- **REQUIRED TASK**:
Find the line that contains "Extract the structured". Repeat that line and all lines following it, exactly, through the end of the listing below.

[Records that describe figures]
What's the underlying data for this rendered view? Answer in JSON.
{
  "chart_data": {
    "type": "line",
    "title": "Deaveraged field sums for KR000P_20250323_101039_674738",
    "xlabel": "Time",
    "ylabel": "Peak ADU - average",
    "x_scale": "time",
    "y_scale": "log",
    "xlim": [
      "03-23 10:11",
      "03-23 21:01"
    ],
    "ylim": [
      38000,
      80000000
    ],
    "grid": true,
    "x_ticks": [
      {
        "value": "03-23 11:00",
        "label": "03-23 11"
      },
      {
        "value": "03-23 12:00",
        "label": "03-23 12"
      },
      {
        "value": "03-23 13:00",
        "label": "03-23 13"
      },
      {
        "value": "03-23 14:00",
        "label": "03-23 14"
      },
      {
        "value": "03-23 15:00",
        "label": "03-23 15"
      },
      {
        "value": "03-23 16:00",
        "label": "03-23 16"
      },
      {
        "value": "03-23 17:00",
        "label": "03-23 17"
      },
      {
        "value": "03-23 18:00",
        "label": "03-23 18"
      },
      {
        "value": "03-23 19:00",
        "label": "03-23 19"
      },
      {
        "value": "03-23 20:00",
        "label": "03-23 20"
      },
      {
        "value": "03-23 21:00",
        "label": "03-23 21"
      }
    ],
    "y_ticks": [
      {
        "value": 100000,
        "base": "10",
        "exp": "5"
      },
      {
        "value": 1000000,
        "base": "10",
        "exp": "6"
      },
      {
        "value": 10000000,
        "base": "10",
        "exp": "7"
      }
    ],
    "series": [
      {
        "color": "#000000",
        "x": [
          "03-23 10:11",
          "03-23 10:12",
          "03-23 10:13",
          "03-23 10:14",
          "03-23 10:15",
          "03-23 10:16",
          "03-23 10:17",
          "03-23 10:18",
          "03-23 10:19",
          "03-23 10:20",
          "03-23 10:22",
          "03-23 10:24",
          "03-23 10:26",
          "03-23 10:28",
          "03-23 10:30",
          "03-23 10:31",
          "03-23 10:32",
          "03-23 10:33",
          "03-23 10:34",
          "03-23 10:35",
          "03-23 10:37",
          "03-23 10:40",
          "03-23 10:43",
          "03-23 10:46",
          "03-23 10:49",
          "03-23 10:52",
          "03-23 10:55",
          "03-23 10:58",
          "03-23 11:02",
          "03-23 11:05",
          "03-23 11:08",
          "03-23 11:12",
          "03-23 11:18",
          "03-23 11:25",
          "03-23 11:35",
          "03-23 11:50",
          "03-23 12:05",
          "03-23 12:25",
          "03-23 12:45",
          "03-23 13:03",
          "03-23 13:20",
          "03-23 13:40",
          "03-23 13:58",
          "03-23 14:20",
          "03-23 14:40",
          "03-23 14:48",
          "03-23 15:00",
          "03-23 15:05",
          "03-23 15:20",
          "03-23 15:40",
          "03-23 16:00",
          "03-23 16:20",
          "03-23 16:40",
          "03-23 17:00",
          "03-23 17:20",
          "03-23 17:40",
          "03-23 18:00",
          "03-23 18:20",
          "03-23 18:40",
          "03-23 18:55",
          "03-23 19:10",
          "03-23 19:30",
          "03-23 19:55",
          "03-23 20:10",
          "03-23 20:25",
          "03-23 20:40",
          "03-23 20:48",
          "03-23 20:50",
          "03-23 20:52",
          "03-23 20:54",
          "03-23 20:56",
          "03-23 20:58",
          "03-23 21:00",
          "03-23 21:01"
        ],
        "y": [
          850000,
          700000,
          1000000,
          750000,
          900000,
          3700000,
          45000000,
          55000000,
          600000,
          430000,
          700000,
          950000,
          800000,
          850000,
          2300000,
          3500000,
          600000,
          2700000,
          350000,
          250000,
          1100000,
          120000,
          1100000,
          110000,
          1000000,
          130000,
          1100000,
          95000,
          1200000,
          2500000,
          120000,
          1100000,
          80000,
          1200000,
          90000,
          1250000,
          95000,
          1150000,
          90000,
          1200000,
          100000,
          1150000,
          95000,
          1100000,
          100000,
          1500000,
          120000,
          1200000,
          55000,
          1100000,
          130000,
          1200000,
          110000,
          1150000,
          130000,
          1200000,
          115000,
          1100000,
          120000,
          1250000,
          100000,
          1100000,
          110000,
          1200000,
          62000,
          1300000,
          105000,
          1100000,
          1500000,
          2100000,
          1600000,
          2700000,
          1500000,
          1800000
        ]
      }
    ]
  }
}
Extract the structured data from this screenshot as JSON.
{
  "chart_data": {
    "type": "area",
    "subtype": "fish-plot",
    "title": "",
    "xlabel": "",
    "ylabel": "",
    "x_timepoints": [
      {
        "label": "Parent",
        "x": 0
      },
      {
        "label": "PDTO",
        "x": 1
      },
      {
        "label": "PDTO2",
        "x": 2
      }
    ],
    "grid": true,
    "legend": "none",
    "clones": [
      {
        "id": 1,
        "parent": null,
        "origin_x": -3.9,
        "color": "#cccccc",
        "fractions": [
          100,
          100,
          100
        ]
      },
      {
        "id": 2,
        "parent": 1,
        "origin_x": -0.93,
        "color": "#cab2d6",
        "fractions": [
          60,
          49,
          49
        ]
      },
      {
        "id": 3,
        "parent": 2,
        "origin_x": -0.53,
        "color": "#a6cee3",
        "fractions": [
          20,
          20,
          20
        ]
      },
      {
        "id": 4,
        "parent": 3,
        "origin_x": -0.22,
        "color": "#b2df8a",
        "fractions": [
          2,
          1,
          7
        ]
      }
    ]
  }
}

- **WRITTEN ANSWER**:
Extract the structured data from this screenshot as JSON.
{
  "chart_data": {
    "type": "area",
    "subtype": "fish-plot",
    "title": "",
    "xlabel": "",
    "ylabel": "",
    "x_timepoints": [
      {
        "label": "Parent",
        "x": 0
      },
      {
        "label": "PDTO",
        "x": 1
      },
      {
        "label": "PDTO2",
        "x": 2
      }
    ],
    "grid": true,
    "legend": "none",
    "clones": [
      {
        "id": 1,
        "parent": null,
        "origin_x": -3.9,
        "color": "#cccccc",
        "fractions": [
          100,
          100,
          100
        ]
      },
      {
        "id": 2,
        "parent": 1,
        "origin_x": -0.93,
        "color": "#cab2d6",
        "fractions": [
          60,
          49,
          49
        ]
      },
      {
        "id": 3,
        "parent": 2,
        "origin_x": -0.53,
        "color": "#a6cee3",
        "fractions": [
          20,
          20,
          20
        ]
      },
      {
        "id": 4,
        "parent": 3,
        "origin_x": -0.22,
        "color": "#b2df8a",
        "fractions": [
          2,
          1,
          7
        ]
      }
    ]
  }
}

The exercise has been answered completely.